_GIVEN INFORMATION_:
______________________________
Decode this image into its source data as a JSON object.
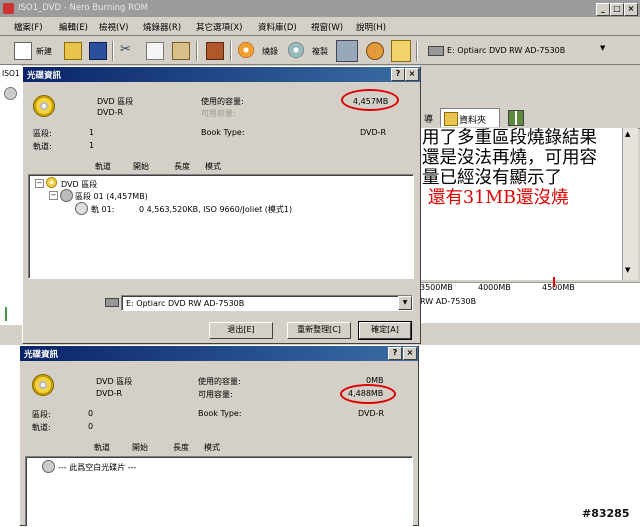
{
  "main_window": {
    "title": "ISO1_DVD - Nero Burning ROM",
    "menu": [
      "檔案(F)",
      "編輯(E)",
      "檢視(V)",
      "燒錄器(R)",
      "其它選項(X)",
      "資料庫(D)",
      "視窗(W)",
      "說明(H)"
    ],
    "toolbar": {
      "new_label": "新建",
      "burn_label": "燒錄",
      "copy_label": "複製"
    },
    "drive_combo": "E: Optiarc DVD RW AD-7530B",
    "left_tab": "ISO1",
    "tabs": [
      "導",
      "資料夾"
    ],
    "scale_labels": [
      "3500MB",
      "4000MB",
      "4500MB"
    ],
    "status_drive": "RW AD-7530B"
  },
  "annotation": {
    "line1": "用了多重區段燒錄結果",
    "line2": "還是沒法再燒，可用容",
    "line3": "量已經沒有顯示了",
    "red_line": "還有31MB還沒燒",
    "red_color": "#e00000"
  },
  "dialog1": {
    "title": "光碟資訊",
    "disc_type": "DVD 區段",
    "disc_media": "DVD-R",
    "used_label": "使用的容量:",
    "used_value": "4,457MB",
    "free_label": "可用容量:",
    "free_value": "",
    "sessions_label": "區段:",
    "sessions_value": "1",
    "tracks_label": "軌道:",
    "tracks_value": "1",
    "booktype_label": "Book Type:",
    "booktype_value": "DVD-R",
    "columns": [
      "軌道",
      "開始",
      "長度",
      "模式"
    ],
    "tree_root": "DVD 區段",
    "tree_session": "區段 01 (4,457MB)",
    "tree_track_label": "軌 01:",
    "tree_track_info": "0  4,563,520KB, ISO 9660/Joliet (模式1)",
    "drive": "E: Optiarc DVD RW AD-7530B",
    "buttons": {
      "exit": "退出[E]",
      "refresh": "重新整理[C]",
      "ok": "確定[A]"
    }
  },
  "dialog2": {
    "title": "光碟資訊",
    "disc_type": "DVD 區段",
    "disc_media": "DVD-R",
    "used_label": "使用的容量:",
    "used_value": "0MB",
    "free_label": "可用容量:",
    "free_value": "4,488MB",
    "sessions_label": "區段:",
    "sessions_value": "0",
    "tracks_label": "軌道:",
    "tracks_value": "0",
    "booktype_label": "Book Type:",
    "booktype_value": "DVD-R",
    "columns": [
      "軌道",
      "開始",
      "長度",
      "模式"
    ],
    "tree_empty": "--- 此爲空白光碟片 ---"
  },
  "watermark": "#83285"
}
______________________________
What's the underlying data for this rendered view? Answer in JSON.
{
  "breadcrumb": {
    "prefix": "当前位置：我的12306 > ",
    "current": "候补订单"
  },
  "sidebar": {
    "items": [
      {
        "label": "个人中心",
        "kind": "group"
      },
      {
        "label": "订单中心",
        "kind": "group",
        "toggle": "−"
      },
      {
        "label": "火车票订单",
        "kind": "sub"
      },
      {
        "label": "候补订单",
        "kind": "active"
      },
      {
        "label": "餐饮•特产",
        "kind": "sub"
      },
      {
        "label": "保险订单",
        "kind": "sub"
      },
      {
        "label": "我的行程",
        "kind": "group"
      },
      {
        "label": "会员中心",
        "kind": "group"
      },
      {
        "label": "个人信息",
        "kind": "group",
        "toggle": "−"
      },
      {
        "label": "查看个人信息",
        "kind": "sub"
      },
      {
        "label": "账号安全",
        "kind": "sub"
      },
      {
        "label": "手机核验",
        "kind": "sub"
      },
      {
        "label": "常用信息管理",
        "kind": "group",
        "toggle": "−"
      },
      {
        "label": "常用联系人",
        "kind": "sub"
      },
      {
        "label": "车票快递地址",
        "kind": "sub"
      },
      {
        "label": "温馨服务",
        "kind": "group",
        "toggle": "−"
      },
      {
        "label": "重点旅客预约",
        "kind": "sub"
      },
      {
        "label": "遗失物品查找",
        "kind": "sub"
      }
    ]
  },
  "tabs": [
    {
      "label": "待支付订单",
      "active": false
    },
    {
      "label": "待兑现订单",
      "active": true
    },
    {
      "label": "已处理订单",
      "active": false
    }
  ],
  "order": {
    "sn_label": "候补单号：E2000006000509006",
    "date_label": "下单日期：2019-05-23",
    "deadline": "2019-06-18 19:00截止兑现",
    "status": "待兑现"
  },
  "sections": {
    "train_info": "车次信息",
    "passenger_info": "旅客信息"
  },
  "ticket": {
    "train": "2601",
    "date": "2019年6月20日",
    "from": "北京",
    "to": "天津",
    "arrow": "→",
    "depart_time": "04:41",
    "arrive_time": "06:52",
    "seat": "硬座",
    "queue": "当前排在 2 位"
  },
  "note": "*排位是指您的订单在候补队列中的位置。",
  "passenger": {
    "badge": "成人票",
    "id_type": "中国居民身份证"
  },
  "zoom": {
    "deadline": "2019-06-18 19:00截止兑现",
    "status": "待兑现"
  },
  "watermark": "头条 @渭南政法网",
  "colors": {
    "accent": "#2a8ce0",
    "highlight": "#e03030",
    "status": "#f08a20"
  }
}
______________________________
_EXERCISE BRIEF_:
Copy all the lines above that hold the string "Optiarc".

_THE RESPONSE_:
    "drive_combo": "E: Optiarc DVD RW AD-7530B",
    "drive": "E: Optiarc DVD RW AD-7530B",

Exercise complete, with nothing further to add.